**WRITTEN TASK:** Set down all of the data that follows word for word, without the images.

[Dataset items]
###

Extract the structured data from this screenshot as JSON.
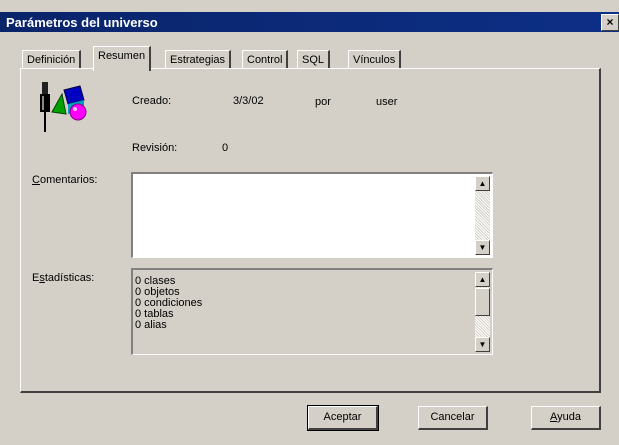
{
  "window": {
    "title": "Parámetros del universo",
    "close_symbol": "×"
  },
  "tabs": [
    {
      "label": "Definición",
      "active": false
    },
    {
      "label": "Resumen",
      "active": true
    },
    {
      "label": "Estrategias",
      "active": false
    },
    {
      "label": "Control",
      "active": false
    },
    {
      "label": "SQL",
      "active": false
    },
    {
      "label": "Vínculos",
      "active": false
    }
  ],
  "summary": {
    "icon": "universe-shapes-icon",
    "created_label": "Creado:",
    "created_date": "3/3/02",
    "by_label": "por",
    "author": "user",
    "revision_label": "Revisión:",
    "revision_value": "0"
  },
  "comments": {
    "label": "Comentarios:",
    "value": ""
  },
  "stats": {
    "label": "Estadísticas:",
    "items": [
      "0 clases",
      "0 objetos",
      "0 condiciones",
      "0 tablas",
      "0 alias"
    ]
  },
  "buttons": {
    "accept": "Aceptar",
    "cancel": "Cancelar",
    "help": "Ayuda"
  }
}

###

**THE REPLY:**
Extract the structured data from this screenshot as JSON.
{
  "window": {
    "title": "Parámetros del universo",
    "close_symbol": "×"
  },
  "tabs": [
    {
      "label": "Definición",
      "active": false
    },
    {
      "label": "Resumen",
      "active": true
    },
    {
      "label": "Estrategias",
      "active": false
    },
    {
      "label": "Control",
      "active": false
    },
    {
      "label": "SQL",
      "active": false
    },
    {
      "label": "Vínculos",
      "active": false
    }
  ],
  "summary": {
    "icon": "universe-shapes-icon",
    "created_label": "Creado:",
    "created_date": "3/3/02",
    "by_label": "por",
    "author": "user",
    "revision_label": "Revisión:",
    "revision_value": "0"
  },
  "comments": {
    "label": "Comentarios:",
    "value": ""
  },
  "stats": {
    "label": "Estadísticas:",
    "items": [
      "0 clases",
      "0 objetos",
      "0 condiciones",
      "0 tablas",
      "0 alias"
    ]
  },
  "buttons": {
    "accept": "Aceptar",
    "cancel": "Cancelar",
    "help": "Ayuda"
  }
}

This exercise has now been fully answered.